==== RECORDS FOR THE TASK

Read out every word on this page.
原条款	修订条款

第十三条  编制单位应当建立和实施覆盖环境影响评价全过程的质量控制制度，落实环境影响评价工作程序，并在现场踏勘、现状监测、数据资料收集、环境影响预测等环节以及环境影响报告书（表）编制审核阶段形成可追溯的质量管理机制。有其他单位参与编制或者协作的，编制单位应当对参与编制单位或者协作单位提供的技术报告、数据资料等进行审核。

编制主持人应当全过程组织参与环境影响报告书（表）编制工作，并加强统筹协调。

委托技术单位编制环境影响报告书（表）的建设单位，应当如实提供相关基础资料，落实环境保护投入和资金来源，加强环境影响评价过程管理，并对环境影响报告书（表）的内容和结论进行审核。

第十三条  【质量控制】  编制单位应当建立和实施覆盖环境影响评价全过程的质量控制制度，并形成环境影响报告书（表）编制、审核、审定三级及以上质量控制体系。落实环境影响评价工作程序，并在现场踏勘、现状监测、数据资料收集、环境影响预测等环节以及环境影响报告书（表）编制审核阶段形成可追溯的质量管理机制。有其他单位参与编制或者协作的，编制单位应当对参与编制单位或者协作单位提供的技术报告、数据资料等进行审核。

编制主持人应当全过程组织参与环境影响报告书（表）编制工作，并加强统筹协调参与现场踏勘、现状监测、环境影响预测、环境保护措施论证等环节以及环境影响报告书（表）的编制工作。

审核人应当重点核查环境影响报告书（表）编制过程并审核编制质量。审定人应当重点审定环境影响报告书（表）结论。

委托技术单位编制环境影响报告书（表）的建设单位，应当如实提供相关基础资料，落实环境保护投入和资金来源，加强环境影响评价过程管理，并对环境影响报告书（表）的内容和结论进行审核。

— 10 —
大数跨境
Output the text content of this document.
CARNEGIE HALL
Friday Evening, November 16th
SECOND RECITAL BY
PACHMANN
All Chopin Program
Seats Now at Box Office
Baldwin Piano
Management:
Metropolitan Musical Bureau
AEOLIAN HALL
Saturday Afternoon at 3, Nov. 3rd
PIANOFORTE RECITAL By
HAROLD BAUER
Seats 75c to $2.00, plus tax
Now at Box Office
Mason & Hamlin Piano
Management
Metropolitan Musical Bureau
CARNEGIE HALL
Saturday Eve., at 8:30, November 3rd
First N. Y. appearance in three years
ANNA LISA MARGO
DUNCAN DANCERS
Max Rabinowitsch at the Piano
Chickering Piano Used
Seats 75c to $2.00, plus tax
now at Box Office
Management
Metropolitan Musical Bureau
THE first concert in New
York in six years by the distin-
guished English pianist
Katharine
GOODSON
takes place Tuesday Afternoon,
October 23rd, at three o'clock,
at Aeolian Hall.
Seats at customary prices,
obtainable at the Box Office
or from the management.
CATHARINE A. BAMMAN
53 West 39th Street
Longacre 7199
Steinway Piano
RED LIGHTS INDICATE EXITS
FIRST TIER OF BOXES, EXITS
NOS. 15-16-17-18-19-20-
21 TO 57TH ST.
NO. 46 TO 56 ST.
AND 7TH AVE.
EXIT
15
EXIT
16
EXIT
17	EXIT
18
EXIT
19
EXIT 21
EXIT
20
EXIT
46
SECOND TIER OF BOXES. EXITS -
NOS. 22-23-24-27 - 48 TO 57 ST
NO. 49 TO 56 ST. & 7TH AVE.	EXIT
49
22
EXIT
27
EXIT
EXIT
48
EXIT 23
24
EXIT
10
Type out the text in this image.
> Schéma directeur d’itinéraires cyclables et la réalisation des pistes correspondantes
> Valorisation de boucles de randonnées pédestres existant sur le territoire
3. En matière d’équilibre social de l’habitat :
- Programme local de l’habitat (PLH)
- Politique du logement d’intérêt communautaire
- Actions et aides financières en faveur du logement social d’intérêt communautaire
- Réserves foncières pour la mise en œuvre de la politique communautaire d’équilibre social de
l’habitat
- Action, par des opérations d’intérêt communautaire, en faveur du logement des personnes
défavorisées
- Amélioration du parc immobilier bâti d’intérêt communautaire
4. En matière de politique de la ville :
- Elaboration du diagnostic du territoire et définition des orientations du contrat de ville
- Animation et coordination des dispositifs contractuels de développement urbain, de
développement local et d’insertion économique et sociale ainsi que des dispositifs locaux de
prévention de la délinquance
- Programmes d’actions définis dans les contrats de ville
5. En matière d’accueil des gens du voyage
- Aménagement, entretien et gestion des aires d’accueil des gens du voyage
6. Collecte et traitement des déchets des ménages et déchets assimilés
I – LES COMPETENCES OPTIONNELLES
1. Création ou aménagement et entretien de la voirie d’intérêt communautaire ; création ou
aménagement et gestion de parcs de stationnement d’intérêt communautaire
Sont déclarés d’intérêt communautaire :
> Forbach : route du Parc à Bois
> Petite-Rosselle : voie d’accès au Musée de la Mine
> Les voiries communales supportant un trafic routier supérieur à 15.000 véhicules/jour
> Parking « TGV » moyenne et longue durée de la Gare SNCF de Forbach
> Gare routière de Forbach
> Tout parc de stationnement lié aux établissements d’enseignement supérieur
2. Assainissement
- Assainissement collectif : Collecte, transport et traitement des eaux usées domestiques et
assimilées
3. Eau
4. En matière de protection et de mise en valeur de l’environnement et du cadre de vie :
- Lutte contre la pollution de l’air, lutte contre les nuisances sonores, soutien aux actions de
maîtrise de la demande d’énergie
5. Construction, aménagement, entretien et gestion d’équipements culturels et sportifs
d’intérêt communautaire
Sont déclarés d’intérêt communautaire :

========

- _WRITTEN REQUEST_
Exactly reproduce all of the entries above.

- _EXPECTED OUTPUT_
Read out every word on this page.
原条款	修订条款

第十三条  编制单位应当建立和实施覆盖环境影响评价全过程的质量控制制度，落实环境影响评价工作程序，并在现场踏勘、现状监测、数据资料收集、环境影响预测等环节以及环境影响报告书（表）编制审核阶段形成可追溯的质量管理机制。有其他单位参与编制或者协作的，编制单位应当对参与编制单位或者协作单位提供的技术报告、数据资料等进行审核。

编制主持人应当全过程组织参与环境影响报告书（表）编制工作，并加强统筹协调。

委托技术单位编制环境影响报告书（表）的建设单位，应当如实提供相关基础资料，落实环境保护投入和资金来源，加强环境影响评价过程管理，并对环境影响报告书（表）的内容和结论进行审核。

第十三条  【质量控制】  编制单位应当建立和实施覆盖环境影响评价全过程的质量控制制度，并形成环境影响报告书（表）编制、审核、审定三级及以上质量控制体系。落实环境影响评价工作程序，并在现场踏勘、现状监测、数据资料收集、环境影响预测等环节以及环境影响报告书（表）编制审核阶段形成可追溯的质量管理机制。有其他单位参与编制或者协作的，编制单位应当对参与编制单位或者协作单位提供的技术报告、数据资料等进行审核。

编制主持人应当全过程组织参与环境影响报告书（表）编制工作，并加强统筹协调参与现场踏勘、现状监测、环境影响预测、环境保护措施论证等环节以及环境影响报告书（表）的编制工作。

审核人应当重点核查环境影响报告书（表）编制过程并审核编制质量。审定人应当重点审定环境影响报告书（表）结论。

委托技术单位编制环境影响报告书（表）的建设单位，应当如实提供相关基础资料，落实环境保护投入和资金来源，加强环境影响评价过程管理，并对环境影响报告书（表）的内容和结论进行审核。

— 10 —
大数跨境
Output the text content of this document.
CARNEGIE HALL
Friday Evening, November 16th
SECOND RECITAL BY
PACHMANN
All Chopin Program
Seats Now at Box Office
Baldwin Piano
Management:
Metropolitan Musical Bureau
AEOLIAN HALL
Saturday Afternoon at 3, Nov. 3rd
PIANOFORTE RECITAL By
HAROLD BAUER
Seats 75c to $2.00, plus tax
Now at Box Office
Mason & Hamlin Piano
Management
Metropolitan Musical Bureau
CARNEGIE HALL
Saturday Eve., at 8:30, November 3rd
First N. Y. appearance in three years
ANNA LISA MARGO
DUNCAN DANCERS
Max Rabinowitsch at the Piano
Chickering Piano Used
Seats 75c to $2.00, plus tax
now at Box Office
Management
Metropolitan Musical Bureau
THE first concert in New
York in six years by the distin-
guished English pianist
Katharine
GOODSON
takes place Tuesday Afternoon,
October 23rd, at three o'clock,
at Aeolian Hall.
Seats at customary prices,
obtainable at the Box Office
or from the management.
CATHARINE A. BAMMAN
53 West 39th Street
Longacre 7199
Steinway Piano
RED LIGHTS INDICATE EXITS
FIRST TIER OF BOXES, EXITS
NOS. 15-16-17-18-19-20-
21 TO 57TH ST.
NO. 46 TO 56 ST.
AND 7TH AVE.
EXIT
15
EXIT
16
EXIT
17	EXIT
18
EXIT
19
EXIT 21
EXIT
20
EXIT
46
SECOND TIER OF BOXES. EXITS -
NOS. 22-23-24-27 - 48 TO 57 ST
NO. 49 TO 56 ST. & 7TH AVE.	EXIT
49
22
EXIT
27
EXIT
EXIT
48
EXIT 23
24
EXIT
10
Type out the text in this image.
> Schéma directeur d’itinéraires cyclables et la réalisation des pistes correspondantes
> Valorisation de boucles de randonnées pédestres existant sur le territoire
3. En matière d’équilibre social de l’habitat :
- Programme local de l’habitat (PLH)
- Politique du logement d’intérêt communautaire
- Actions et aides financières en faveur du logement social d’intérêt communautaire
- Réserves foncières pour la mise en œuvre de la politique communautaire d’équilibre social de
l’habitat
- Action, par des opérations d’intérêt communautaire, en faveur du logement des personnes
défavorisées
- Amélioration du parc immobilier bâti d’intérêt communautaire
4. En matière de politique de la ville :
- Elaboration du diagnostic du territoire et définition des orientations du contrat de ville
- Animation et coordination des dispositifs contractuels de développement urbain, de
développement local et d’insertion économique et sociale ainsi que des dispositifs locaux de
prévention de la délinquance
- Programmes d’actions définis dans les contrats de ville
5. En matière d’accueil des gens du voyage
- Aménagement, entretien et gestion des aires d’accueil des gens du voyage
6. Collecte et traitement des déchets des ménages et déchets assimilés
I – LES COMPETENCES OPTIONNELLES
1. Création ou aménagement et entretien de la voirie d’intérêt communautaire ; création ou
aménagement et gestion de parcs de stationnement d’intérêt communautaire
Sont déclarés d’intérêt communautaire :
> Forbach : route du Parc à Bois
> Petite-Rosselle : voie d’accès au Musée de la Mine
> Les voiries communales supportant un trafic routier supérieur à 15.000 véhicules/jour
> Parking « TGV » moyenne et longue durée de la Gare SNCF de Forbach
> Gare routière de Forbach
> Tout parc de stationnement lié aux établissements d’enseignement supérieur
2. Assainissement
- Assainissement collectif : Collecte, transport et traitement des eaux usées domestiques et
assimilées
3. Eau
4. En matière de protection et de mise en valeur de l’environnement et du cadre de vie :
- Lutte contre la pollution de l’air, lutte contre les nuisances sonores, soutien aux actions de
maîtrise de la demande d’énergie
5. Construction, aménagement, entretien et gestion d’équipements culturels et sportifs
d’intérêt communautaire
Sont déclarés d’intérêt communautaire :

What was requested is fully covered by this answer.